Word for word, quote all of the material, omitting the pictures.

----- RECORDS SHOWN -----

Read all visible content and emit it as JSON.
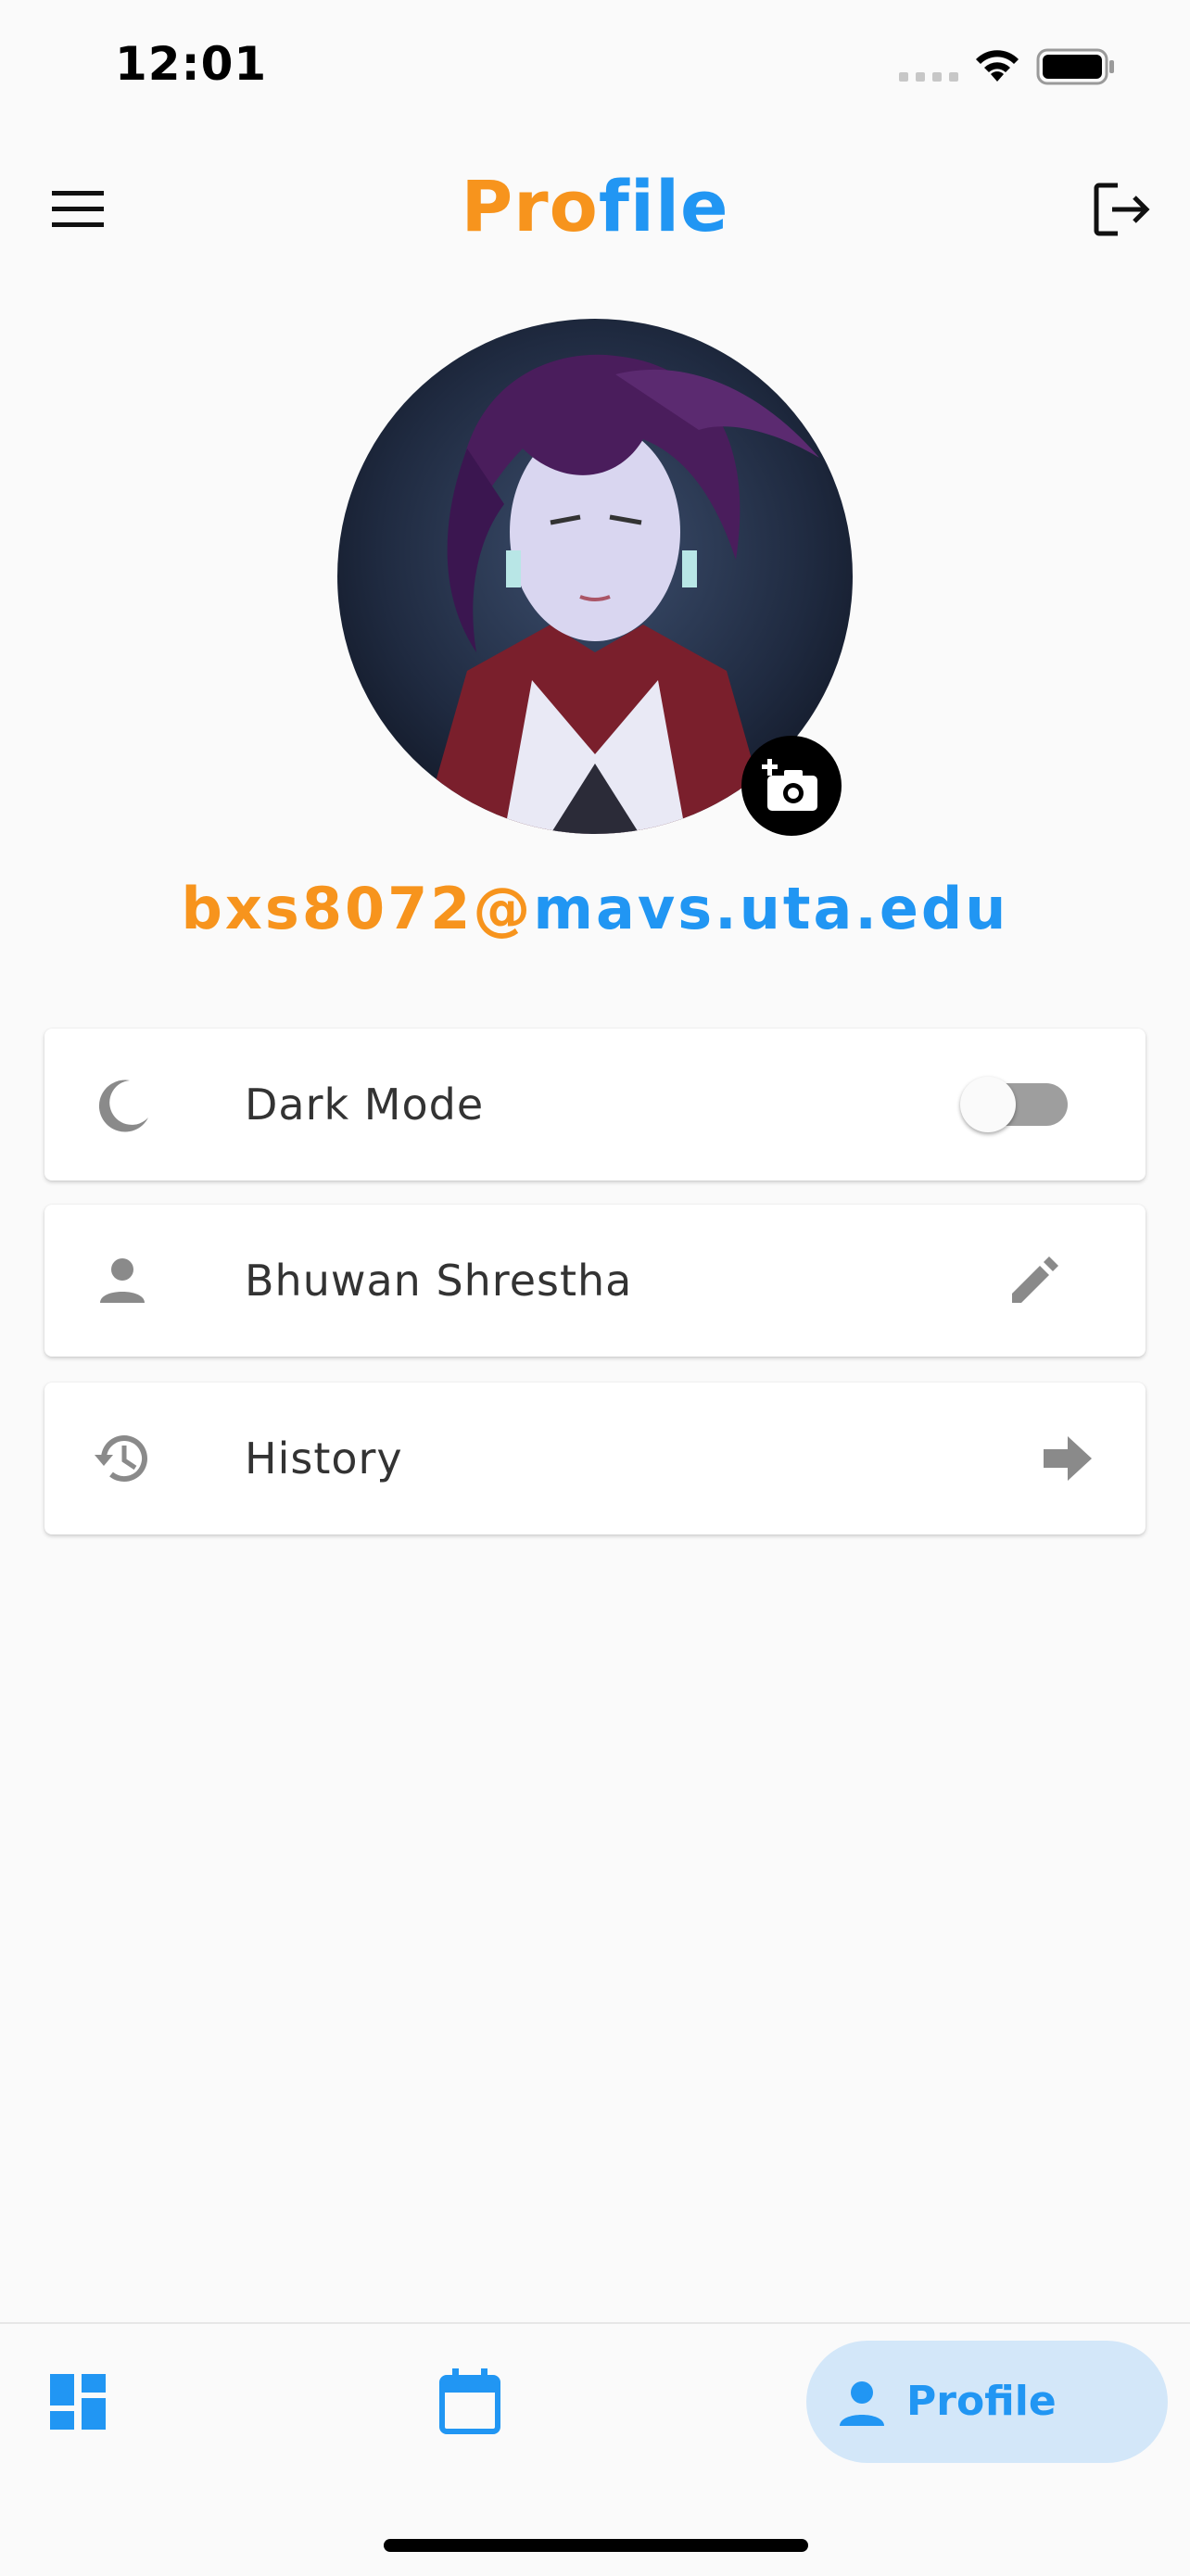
{
  "status_bar": {
    "time": "12:01"
  },
  "header": {
    "title_part1": "Pro",
    "title_part2": "file"
  },
  "user": {
    "email_part1": "bxs8072@",
    "email_part2": "mavs.uta.edu"
  },
  "settings": {
    "dark_mode_label": "Dark Mode",
    "dark_mode_on": false,
    "name_label": "Bhuwan Shrestha",
    "history_label": "History"
  },
  "bottom_nav": {
    "active_label": "Profile"
  },
  "colors": {
    "accent_orange": "#f7941d",
    "accent_blue": "#2196f3",
    "icon_gray": "#8a8a8a"
  },
  "icons": [
    "signal-icon",
    "wifi-icon",
    "battery-icon",
    "menu-icon",
    "logout-icon",
    "camera-add-icon",
    "moon-icon",
    "person-icon",
    "edit-icon",
    "history-icon",
    "arrow-forward-icon",
    "dashboard-icon",
    "calendar-icon"
  ]
}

-----

▸ TASK RESPONSE
Read all visible content and emit it as JSON.
{
  "status_bar": {
    "time": "12:01"
  },
  "header": {
    "title_part1": "Pro",
    "title_part2": "file"
  },
  "user": {
    "email_part1": "bxs8072@",
    "email_part2": "mavs.uta.edu"
  },
  "settings": {
    "dark_mode_label": "Dark Mode",
    "dark_mode_on": false,
    "name_label": "Bhuwan Shrestha",
    "history_label": "History"
  },
  "bottom_nav": {
    "active_label": "Profile"
  },
  "colors": {
    "accent_orange": "#f7941d",
    "accent_blue": "#2196f3",
    "icon_gray": "#8a8a8a"
  },
  "icons": [
    "signal-icon",
    "wifi-icon",
    "battery-icon",
    "menu-icon",
    "logout-icon",
    "camera-add-icon",
    "moon-icon",
    "person-icon",
    "edit-icon",
    "history-icon",
    "arrow-forward-icon",
    "dashboard-icon",
    "calendar-icon"
  ]
}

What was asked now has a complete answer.